*SOURCE PASSAGE*
Regenaxer has left #picolisp [#picolisp]
Regenaxer has joined #picolisp
<Regenaxer>
yeah, 'until'
<Regenaxer>
beneroth
<Regenaxer>
ok
<Regenaxer>
so you use a pipe for 'ht:Prin'
<beneroth>
aye
<Regenaxer>
Then better not to make a new pipe each time
<beneroth>
my use case is download and later re-upload
<Regenaxer>
when the target db is different
<beneroth>
ok
<beneroth>
no different DB for me then
<Regenaxer>
then it is not necessary I think
<Regenaxer>
the most involved case I find:
<Regenaxer>
(dm (dumpKey> . +USt) ()
<Regenaxer>
(unless (: T)
<Regenaxer>
(when
<Regenaxer>
(assoc (get X 'key)
<Regenaxer>
(quote
<Regenaxer>
("16% Umsatzsteuer" . "U16")
<Regenaxer>
("16% Vorsteuer" . "V16")
<Regenaxer>
("USt (voll)" . "U19")
<Regenaxer>
("VSt (voll)" . "V19")
<Regenaxer>
("frei" . "u0")
<Regenaxer>
("ust (halb)" . "u7")
<Regenaxer>
("vst (halb)" . "v7") ) )
<Regenaxer>
(cons 'key (cdr @) 'key) ) ) )
<Regenaxer>
The (unless (: T) seems always there
<Regenaxer>
ie. if the object is not deleted
<Regenaxer>
s/deleted/lost
<beneroth>
yeah, saw this too
<beneroth>
ok
<Regenaxer>
ah, yes, the default method has it too
<Regenaxer>
yep
<beneroth>
I also got some example scripts from you long ago
<Regenaxer>
ok
<Regenaxer>
Perhaps the same I just looked up
<beneroth>
likely
<beneroth>
I expect (dumpDB) to make a .tgz
<beneroth>
but it only puts the blobs into the .tgz, not the .l
<beneroth>
?
<beneroth>
ah right the filter issues this
<Regenaxer>
yes
<Regenaxer>
only if there are blobs
<beneroth>
yeah, and then you end up with 2 files, .l and .tgz
<Regenaxer>
T
<beneroth>
I guess I just pack both again into another .tgz.

*MATERIAL PROVIDED*

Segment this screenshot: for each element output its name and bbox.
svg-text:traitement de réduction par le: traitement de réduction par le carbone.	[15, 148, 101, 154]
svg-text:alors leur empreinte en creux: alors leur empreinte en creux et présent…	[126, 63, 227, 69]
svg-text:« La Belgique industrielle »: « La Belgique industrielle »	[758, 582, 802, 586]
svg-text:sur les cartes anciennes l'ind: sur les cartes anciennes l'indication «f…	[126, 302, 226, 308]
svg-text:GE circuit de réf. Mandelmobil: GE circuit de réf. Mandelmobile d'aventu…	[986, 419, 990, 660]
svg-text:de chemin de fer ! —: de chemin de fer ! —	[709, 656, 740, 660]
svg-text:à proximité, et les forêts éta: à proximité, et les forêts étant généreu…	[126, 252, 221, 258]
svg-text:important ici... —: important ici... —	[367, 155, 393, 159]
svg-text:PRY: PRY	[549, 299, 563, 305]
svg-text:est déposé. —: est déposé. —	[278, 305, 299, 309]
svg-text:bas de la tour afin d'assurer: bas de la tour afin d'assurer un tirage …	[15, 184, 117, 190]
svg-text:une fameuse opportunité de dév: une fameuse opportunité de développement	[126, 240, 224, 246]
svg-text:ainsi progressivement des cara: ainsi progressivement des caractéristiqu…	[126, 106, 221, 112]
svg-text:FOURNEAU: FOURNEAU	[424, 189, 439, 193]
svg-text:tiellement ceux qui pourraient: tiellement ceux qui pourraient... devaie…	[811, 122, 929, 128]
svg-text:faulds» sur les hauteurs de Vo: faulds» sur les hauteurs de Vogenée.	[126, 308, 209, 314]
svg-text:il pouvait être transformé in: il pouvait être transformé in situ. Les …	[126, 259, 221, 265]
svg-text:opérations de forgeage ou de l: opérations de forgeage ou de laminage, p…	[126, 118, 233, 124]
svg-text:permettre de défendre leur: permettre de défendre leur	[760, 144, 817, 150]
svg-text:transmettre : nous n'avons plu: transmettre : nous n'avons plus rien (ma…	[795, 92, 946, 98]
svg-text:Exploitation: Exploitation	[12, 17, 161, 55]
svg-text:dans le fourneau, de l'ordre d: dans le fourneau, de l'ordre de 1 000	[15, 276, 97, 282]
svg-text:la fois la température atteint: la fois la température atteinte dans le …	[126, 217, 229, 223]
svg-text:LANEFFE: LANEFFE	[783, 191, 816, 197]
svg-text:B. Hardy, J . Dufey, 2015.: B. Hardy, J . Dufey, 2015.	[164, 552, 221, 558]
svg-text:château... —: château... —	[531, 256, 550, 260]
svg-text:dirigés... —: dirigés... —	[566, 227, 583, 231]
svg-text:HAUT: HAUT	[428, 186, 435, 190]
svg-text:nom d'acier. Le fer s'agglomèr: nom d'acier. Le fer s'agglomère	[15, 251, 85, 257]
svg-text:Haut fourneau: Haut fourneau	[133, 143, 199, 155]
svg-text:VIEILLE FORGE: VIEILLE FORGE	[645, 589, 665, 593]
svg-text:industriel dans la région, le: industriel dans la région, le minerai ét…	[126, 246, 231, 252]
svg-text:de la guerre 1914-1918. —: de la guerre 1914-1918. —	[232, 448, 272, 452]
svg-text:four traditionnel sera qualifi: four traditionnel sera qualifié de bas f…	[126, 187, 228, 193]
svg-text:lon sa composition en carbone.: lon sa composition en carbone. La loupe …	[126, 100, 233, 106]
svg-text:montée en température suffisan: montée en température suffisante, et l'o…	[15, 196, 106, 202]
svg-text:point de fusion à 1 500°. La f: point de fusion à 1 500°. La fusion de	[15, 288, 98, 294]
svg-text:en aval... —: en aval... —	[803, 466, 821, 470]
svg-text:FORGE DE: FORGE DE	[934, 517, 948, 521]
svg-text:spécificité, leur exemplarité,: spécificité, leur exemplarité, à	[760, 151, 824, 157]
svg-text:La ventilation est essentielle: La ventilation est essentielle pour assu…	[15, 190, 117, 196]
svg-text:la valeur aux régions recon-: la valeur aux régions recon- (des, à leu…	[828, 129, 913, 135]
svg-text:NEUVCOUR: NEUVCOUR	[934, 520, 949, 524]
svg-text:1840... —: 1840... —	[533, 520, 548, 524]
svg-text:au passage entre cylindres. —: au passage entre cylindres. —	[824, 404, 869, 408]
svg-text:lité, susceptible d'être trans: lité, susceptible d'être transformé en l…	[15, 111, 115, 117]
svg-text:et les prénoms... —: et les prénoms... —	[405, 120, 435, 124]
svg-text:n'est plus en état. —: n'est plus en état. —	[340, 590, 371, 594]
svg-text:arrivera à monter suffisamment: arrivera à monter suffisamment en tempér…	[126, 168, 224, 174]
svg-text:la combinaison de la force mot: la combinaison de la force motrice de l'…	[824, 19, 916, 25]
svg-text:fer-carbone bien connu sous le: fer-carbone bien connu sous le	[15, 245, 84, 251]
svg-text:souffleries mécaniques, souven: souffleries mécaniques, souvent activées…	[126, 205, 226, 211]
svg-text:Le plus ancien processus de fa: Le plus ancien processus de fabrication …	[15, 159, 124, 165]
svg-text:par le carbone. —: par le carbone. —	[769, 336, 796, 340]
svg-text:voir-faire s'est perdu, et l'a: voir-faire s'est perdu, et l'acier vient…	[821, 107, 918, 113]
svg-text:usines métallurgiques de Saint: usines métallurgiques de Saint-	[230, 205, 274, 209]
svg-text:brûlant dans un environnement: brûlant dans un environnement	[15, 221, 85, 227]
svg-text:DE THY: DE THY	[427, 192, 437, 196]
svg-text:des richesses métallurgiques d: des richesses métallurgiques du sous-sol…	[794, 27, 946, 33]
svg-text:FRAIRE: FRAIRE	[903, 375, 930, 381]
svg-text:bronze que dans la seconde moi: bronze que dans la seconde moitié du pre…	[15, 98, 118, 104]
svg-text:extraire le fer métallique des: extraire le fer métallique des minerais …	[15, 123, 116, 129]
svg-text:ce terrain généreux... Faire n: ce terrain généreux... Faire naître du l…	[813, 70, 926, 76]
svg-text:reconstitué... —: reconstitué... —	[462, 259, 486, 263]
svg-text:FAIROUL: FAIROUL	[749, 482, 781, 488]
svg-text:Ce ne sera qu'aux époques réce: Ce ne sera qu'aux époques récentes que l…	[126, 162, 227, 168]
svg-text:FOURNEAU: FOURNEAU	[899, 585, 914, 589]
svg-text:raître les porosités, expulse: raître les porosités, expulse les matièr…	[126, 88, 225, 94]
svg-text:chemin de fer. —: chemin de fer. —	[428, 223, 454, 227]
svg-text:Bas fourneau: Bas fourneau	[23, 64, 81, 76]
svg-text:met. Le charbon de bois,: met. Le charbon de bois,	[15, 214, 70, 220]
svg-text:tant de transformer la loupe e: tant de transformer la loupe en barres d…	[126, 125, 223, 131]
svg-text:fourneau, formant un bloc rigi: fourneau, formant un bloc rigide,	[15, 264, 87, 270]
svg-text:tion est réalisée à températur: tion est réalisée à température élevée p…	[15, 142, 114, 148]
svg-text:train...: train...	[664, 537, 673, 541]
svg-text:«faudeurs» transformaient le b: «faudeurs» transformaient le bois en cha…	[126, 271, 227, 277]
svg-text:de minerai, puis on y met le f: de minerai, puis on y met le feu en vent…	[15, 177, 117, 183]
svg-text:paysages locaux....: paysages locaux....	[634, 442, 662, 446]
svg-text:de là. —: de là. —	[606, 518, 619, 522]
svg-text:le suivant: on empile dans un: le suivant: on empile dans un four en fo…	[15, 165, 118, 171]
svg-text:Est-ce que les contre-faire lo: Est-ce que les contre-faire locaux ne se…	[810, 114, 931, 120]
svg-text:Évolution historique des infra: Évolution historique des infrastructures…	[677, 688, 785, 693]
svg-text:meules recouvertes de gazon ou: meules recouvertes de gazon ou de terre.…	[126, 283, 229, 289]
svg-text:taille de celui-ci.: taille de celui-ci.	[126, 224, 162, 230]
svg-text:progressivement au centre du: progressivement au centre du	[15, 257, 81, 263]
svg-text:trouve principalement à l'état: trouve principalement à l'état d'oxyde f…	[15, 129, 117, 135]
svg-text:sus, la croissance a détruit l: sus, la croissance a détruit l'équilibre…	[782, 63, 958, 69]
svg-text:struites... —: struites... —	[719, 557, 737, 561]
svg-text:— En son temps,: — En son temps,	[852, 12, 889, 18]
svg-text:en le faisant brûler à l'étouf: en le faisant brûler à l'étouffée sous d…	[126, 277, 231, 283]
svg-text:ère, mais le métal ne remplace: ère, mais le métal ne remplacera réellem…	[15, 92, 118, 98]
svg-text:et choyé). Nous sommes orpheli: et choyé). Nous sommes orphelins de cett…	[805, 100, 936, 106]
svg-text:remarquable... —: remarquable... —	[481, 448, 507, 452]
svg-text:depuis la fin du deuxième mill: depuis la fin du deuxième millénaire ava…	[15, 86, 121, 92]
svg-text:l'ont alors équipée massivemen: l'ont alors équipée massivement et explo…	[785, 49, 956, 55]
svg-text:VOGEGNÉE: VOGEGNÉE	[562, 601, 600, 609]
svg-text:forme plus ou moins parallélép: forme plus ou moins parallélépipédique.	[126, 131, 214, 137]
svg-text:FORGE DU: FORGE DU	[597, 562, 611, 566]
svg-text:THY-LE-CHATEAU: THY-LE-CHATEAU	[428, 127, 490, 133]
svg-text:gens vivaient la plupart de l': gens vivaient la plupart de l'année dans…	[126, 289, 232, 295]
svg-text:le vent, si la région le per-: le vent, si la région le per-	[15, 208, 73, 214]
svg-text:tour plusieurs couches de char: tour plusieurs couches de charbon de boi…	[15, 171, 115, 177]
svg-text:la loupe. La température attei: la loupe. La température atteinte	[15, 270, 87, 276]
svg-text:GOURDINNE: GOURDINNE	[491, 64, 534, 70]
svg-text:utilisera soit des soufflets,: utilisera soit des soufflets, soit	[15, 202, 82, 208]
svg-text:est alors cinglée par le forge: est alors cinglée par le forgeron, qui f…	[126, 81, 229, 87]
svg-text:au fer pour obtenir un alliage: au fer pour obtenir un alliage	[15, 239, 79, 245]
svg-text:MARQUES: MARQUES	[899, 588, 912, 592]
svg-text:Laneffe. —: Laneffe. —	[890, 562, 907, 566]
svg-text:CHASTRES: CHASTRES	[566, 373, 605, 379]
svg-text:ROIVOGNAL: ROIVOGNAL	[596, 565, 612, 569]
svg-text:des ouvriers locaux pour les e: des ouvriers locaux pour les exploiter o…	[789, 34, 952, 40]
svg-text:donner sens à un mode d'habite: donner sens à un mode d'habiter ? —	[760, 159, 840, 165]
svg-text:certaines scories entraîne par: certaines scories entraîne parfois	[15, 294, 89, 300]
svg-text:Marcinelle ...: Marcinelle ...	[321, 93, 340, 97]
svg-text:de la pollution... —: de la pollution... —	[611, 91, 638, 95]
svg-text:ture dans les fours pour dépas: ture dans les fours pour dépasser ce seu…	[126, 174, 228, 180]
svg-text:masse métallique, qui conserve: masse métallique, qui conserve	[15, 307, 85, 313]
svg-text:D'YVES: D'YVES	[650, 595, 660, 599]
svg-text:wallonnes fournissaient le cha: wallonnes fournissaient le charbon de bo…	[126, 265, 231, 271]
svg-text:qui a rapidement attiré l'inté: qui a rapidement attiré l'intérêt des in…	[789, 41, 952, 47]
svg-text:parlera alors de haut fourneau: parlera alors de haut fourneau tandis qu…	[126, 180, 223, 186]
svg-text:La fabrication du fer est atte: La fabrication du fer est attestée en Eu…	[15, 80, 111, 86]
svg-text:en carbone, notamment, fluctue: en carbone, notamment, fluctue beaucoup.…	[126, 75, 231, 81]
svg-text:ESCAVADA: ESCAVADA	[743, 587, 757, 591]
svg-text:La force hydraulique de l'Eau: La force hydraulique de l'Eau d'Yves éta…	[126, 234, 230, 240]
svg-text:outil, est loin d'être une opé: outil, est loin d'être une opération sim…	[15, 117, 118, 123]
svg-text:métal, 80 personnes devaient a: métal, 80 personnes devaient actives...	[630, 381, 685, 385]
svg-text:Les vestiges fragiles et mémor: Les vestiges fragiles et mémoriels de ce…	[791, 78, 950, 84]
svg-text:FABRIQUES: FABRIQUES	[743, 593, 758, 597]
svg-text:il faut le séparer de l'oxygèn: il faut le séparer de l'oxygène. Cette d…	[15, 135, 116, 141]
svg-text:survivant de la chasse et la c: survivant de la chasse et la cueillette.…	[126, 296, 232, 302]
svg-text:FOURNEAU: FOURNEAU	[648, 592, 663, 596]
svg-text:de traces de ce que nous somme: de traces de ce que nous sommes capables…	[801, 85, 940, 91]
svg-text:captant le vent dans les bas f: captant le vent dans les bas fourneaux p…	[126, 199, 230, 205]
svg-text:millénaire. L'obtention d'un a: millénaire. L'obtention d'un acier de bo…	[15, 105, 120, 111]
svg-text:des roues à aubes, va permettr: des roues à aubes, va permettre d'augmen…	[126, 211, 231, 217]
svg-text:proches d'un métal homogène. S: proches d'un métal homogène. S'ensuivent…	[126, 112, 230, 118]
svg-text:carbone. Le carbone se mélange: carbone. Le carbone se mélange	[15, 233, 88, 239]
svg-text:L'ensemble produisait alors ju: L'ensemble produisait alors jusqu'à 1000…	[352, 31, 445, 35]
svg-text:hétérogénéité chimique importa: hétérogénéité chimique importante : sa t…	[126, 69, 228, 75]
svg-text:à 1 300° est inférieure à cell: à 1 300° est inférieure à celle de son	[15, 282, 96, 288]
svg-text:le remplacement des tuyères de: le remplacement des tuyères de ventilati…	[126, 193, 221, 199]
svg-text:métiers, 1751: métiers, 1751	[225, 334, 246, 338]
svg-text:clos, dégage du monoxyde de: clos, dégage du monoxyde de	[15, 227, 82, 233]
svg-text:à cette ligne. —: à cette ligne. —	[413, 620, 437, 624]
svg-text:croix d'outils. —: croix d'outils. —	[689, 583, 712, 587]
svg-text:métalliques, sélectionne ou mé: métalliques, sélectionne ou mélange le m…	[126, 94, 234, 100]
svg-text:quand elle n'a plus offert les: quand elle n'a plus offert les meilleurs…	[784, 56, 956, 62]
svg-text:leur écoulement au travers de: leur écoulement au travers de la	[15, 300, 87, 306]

*THINGS TO DO*
- a) According to beneroth in the #picolisp chat log, what does (dumpDB) put into the .tgz file?
- b) Write the next several lines of the #picolisp chat log, following on from beneroth's final message.

*RESPONSES IN ORDER*
- a) Only the blobs; the .l file is not included.

- b)
<beneroth>
debian package principle
<Regenaxer>
yes
<Regenaxer>
or just .tar
<Regenaxer>
but double compression does not harm
<beneroth>
usually not
<beneroth>
unless the data cannot be compressed further.. than it just adds overhead :)
<joebo>
beneroth: just a thought -- not sure... I wonder if you could wrap it in a (goal (quote ..
<joebo>
oh shoot, I was scrolled up and didn't see this was already addressed
<joebo>
looks like my hunch was correct though! :)
<joebo>
I got the tip from looking at app/gui.l
<Regenaxer>
joebo, correct
<beneroth>
joebo, thanks :)
<joebo>
np :)
<beneroth>
you get expert points :)
<joebo>
hah!
<joebo>
maybe advanced beginner :)
<joebo>
almost to novice
<beneroth>
Regenaxer, why did you do (out "file.tgz" (in (append ("tar" "cfz" "-") Files))) instead of just (call 'tar ..) ? why the streaming?
<beneroth>
in @lib/too.l
<beneroth>
does this have any advantages?
<joebo>
beneroth: looks like there's a filter clause?
<joebo>
(in (append '("tar" "cfz" "-") (filter format @))
<beneroth>
yeah
<beneroth>
only the files which have numbers as filenames
<Regenaxer>
T
<joebo>
guessing it's because it's easier to apply filters on what files get included in pil vs part of the command line
<beneroth>
ah, instead of building the (call) by hand, e.g. (append '(call ..) Files) ?
<Regenaxer>
you would use (apply call ... ?
<beneroth>
no, I would build a list and then eval xD
<Regenaxer>
also fine
<beneroth>
(I believe this is better than apply?)
<beneroth>
just less readable, you are right
<Regenaxer>
yes, but it depends as eval evaluates the args a second time
<beneroth>
T
<Regenaxer>
(apply foo Lst) = (eval (cons 'foo (mapcar lit Lst))) or so
<beneroth>
yeah
<Regenaxer>
but in lib/too.l we have 'in', so 'call' is of no help
<beneroth>
yeah I meant of course instead of (in) (out)
<beneroth>
:)
<Regenaxer>
ok
<beneroth>
other question.. so now I have my nice dump.. and I want to (loadDB) it... but the +Key of the main object already exists.. and I want this to be ok...
<beneroth>
it should generate a new record
<Regenaxer>
Then perhaps don't export the keys
<Regenaxer>
and build them on import?
<beneroth>
aye, right
<beneroth>
question is, if the dump too.ls have already a way for that?
<beneroth>
so I could overwrite (dumpKey>) to return the genKey code instead?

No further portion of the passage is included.